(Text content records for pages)
-=-=-=-=-
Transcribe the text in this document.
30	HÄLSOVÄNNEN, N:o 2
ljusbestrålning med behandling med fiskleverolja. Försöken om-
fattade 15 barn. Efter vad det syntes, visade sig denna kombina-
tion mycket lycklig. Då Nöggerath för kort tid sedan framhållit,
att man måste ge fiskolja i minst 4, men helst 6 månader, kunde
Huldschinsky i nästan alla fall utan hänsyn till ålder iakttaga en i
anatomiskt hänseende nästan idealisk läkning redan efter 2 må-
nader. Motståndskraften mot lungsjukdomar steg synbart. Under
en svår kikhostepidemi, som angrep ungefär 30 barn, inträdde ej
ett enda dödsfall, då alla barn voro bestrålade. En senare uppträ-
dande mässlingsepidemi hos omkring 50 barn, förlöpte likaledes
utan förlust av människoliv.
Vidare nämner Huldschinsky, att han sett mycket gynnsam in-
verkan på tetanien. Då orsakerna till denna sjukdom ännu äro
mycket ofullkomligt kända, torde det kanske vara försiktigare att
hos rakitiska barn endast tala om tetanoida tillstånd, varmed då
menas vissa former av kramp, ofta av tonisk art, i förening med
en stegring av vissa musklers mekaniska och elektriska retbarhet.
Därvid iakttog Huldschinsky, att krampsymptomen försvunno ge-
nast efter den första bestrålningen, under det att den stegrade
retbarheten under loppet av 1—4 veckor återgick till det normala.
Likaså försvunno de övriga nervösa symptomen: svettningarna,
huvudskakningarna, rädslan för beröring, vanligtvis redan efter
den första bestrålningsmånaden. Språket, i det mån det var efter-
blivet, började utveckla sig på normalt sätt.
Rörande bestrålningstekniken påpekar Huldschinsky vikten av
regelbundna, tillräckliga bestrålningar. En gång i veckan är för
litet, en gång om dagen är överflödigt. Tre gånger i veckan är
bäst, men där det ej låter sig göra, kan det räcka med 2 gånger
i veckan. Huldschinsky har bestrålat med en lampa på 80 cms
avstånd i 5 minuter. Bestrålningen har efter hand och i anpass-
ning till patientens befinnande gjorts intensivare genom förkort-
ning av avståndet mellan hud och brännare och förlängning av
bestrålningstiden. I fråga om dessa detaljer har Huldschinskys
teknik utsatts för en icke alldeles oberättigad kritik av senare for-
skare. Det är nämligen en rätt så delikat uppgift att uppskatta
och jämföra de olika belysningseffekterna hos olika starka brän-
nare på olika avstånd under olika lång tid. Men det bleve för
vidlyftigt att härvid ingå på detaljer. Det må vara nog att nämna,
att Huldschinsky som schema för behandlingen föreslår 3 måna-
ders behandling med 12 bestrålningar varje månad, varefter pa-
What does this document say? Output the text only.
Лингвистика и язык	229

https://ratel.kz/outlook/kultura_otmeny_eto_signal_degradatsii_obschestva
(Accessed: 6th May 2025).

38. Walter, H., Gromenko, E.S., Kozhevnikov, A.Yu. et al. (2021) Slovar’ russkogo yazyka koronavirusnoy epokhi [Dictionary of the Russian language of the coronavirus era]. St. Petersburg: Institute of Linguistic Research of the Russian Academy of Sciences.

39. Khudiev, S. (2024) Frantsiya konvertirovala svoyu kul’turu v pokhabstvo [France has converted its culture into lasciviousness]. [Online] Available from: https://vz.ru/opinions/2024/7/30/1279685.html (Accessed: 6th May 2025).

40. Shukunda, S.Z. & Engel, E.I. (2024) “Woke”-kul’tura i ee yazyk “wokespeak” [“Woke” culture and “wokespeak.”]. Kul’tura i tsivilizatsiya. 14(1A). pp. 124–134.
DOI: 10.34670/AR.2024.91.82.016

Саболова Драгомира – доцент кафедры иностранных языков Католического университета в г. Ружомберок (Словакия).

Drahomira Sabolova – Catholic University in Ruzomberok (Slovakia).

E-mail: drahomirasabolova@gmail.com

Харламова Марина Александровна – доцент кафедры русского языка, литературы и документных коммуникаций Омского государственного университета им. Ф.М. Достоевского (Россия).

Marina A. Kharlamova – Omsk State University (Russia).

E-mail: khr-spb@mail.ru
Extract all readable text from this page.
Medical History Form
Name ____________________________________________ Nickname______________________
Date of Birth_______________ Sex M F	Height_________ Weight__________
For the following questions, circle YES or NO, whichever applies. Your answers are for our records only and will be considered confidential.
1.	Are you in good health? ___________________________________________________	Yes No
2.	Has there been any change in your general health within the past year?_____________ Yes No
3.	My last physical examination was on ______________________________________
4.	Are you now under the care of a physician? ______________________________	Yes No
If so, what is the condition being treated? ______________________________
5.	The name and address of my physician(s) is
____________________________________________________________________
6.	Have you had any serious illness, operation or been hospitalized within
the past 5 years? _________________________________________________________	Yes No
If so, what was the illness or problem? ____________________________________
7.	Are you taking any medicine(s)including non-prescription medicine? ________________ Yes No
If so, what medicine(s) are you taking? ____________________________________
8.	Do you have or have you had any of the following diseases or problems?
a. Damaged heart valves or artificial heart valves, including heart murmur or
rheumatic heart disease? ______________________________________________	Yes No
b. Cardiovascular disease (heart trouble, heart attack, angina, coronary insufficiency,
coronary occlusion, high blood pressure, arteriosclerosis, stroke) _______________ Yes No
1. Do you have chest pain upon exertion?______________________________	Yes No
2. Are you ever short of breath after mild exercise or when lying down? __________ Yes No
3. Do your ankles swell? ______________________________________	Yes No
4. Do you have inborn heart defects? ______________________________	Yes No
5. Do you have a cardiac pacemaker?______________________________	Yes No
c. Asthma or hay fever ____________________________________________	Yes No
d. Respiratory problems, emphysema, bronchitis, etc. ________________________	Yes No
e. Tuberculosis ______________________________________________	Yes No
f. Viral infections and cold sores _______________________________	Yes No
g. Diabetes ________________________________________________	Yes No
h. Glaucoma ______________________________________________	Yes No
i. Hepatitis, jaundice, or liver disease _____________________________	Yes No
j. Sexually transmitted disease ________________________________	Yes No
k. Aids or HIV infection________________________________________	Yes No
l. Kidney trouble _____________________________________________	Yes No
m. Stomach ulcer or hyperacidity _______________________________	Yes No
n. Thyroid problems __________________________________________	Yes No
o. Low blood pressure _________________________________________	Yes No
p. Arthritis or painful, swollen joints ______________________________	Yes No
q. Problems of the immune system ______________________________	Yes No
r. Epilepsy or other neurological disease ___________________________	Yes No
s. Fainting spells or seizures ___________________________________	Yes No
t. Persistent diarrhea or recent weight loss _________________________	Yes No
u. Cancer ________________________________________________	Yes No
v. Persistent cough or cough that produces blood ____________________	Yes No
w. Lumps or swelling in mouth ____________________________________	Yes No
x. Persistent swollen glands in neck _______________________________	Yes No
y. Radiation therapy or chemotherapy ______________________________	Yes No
-=-=-=-=-
● **EXERCISE GOAL**
Write out the entries above once more, without altering anything.

● **RESPONSE TO THE TASK**
Transcribe the text in this document.
30	HÄLSOVÄNNEN, N:o 2
ljusbestrålning med behandling med fiskleverolja. Försöken om-
fattade 15 barn. Efter vad det syntes, visade sig denna kombina-
tion mycket lycklig. Då Nöggerath för kort tid sedan framhållit,
att man måste ge fiskolja i minst 4, men helst 6 månader, kunde
Huldschinsky i nästan alla fall utan hänsyn till ålder iakttaga en i
anatomiskt hänseende nästan idealisk läkning redan efter 2 må-
nader. Motståndskraften mot lungsjukdomar steg synbart. Under
en svår kikhostepidemi, som angrep ungefär 30 barn, inträdde ej
ett enda dödsfall, då alla barn voro bestrålade. En senare uppträ-
dande mässlingsepidemi hos omkring 50 barn, förlöpte likaledes
utan förlust av människoliv.
Vidare nämner Huldschinsky, att han sett mycket gynnsam in-
verkan på tetanien. Då orsakerna till denna sjukdom ännu äro
mycket ofullkomligt kända, torde det kanske vara försiktigare att
hos rakitiska barn endast tala om tetanoida tillstånd, varmed då
menas vissa former av kramp, ofta av tonisk art, i förening med
en stegring av vissa musklers mekaniska och elektriska retbarhet.
Därvid iakttog Huldschinsky, att krampsymptomen försvunno ge-
nast efter den första bestrålningen, under det att den stegrade
retbarheten under loppet av 1—4 veckor återgick till det normala.
Likaså försvunno de övriga nervösa symptomen: svettningarna,
huvudskakningarna, rädslan för beröring, vanligtvis redan efter
den första bestrålningsmånaden. Språket, i det mån det var efter-
blivet, började utveckla sig på normalt sätt.
Rörande bestrålningstekniken påpekar Huldschinsky vikten av
regelbundna, tillräckliga bestrålningar. En gång i veckan är för
litet, en gång om dagen är överflödigt. Tre gånger i veckan är
bäst, men där det ej låter sig göra, kan det räcka med 2 gånger
i veckan. Huldschinsky har bestrålat med en lampa på 80 cms
avstånd i 5 minuter. Bestrålningen har efter hand och i anpass-
ning till patientens befinnande gjorts intensivare genom förkort-
ning av avståndet mellan hud och brännare och förlängning av
bestrålningstiden. I fråga om dessa detaljer har Huldschinskys
teknik utsatts för en icke alldeles oberättigad kritik av senare for-
skare. Det är nämligen en rätt så delikat uppgift att uppskatta
och jämföra de olika belysningseffekterna hos olika starka brän-
nare på olika avstånd under olika lång tid. Men det bleve för
vidlyftigt att härvid ingå på detaljer. Det må vara nog att nämna,
att Huldschinsky som schema för behandlingen föreslår 3 måna-
ders behandling med 12 bestrålningar varje månad, varefter pa-
What does this document say? Output the text only.
Лингвистика и язык	229

https://ratel.kz/outlook/kultura_otmeny_eto_signal_degradatsii_obschestva
(Accessed: 6th May 2025).

38. Walter, H., Gromenko, E.S., Kozhevnikov, A.Yu. et al. (2021) Slovar’ russkogo yazyka koronavirusnoy epokhi [Dictionary of the Russian language of the coronavirus era]. St. Petersburg: Institute of Linguistic Research of the Russian Academy of Sciences.

39. Khudiev, S. (2024) Frantsiya konvertirovala svoyu kul’turu v pokhabstvo [France has converted its culture into lasciviousness]. [Online] Available from: https://vz.ru/opinions/2024/7/30/1279685.html (Accessed: 6th May 2025).

40. Shukunda, S.Z. & Engel, E.I. (2024) “Woke”-kul’tura i ee yazyk “wokespeak” [“Woke” culture and “wokespeak.”]. Kul’tura i tsivilizatsiya. 14(1A). pp. 124–134.
DOI: 10.34670/AR.2024.91.82.016

Саболова Драгомира – доцент кафедры иностранных языков Католического университета в г. Ружомберок (Словакия).

Drahomira Sabolova – Catholic University in Ruzomberok (Slovakia).

E-mail: drahomirasabolova@gmail.com

Харламова Марина Александровна – доцент кафедры русского языка, литературы и документных коммуникаций Омского государственного университета им. Ф.М. Достоевского (Россия).

Marina A. Kharlamova – Omsk State University (Russia).

E-mail: khr-spb@mail.ru
Extract all readable text from this page.
Medical History Form
Name ____________________________________________ Nickname______________________
Date of Birth_______________ Sex M F	Height_________ Weight__________
For the following questions, circle YES or NO, whichever applies. Your answers are for our records only and will be considered confidential.
1.	Are you in good health? ___________________________________________________	Yes No
2.	Has there been any change in your general health within the past year?_____________ Yes No
3.	My last physical examination was on ______________________________________
4.	Are you now under the care of a physician? ______________________________	Yes No
If so, what is the condition being treated? ______________________________
5.	The name and address of my physician(s) is
____________________________________________________________________
6.	Have you had any serious illness, operation or been hospitalized within
the past 5 years? _________________________________________________________	Yes No
If so, what was the illness or problem? ____________________________________
7.	Are you taking any medicine(s)including non-prescription medicine? ________________ Yes No
If so, what medicine(s) are you taking? ____________________________________
8.	Do you have or have you had any of the following diseases or problems?
a. Damaged heart valves or artificial heart valves, including heart murmur or
rheumatic heart disease? ______________________________________________	Yes No
b. Cardiovascular disease (heart trouble, heart attack, angina, coronary insufficiency,
coronary occlusion, high blood pressure, arteriosclerosis, stroke) _______________ Yes No
1. Do you have chest pain upon exertion?______________________________	Yes No
2. Are you ever short of breath after mild exercise or when lying down? __________ Yes No
3. Do your ankles swell? ______________________________________	Yes No
4. Do you have inborn heart defects? ______________________________	Yes No
5. Do you have a cardiac pacemaker?______________________________	Yes No
c. Asthma or hay fever ____________________________________________	Yes No
d. Respiratory problems, emphysema, bronchitis, etc. ________________________	Yes No
e. Tuberculosis ______________________________________________	Yes No
f. Viral infections and cold sores _______________________________	Yes No
g. Diabetes ________________________________________________	Yes No
h. Glaucoma ______________________________________________	Yes No
i. Hepatitis, jaundice, or liver disease _____________________________	Yes No
j. Sexually transmitted disease ________________________________	Yes No
k. Aids or HIV infection________________________________________	Yes No
l. Kidney trouble _____________________________________________	Yes No
m. Stomach ulcer or hyperacidity _______________________________	Yes No
n. Thyroid problems __________________________________________	Yes No
o. Low blood pressure _________________________________________	Yes No
p. Arthritis or painful, swollen joints ______________________________	Yes No
q. Problems of the immune system ______________________________	Yes No
r. Epilepsy or other neurological disease ___________________________	Yes No
s. Fainting spells or seizures ___________________________________	Yes No
t. Persistent diarrhea or recent weight loss _________________________	Yes No
u. Cancer ________________________________________________	Yes No
v. Persistent cough or cough that produces blood ____________________	Yes No
w. Lumps or swelling in mouth ____________________________________	Yes No
x. Persistent swollen glands in neck _______________________________	Yes No
y. Radiation therapy or chemotherapy ______________________________	Yes No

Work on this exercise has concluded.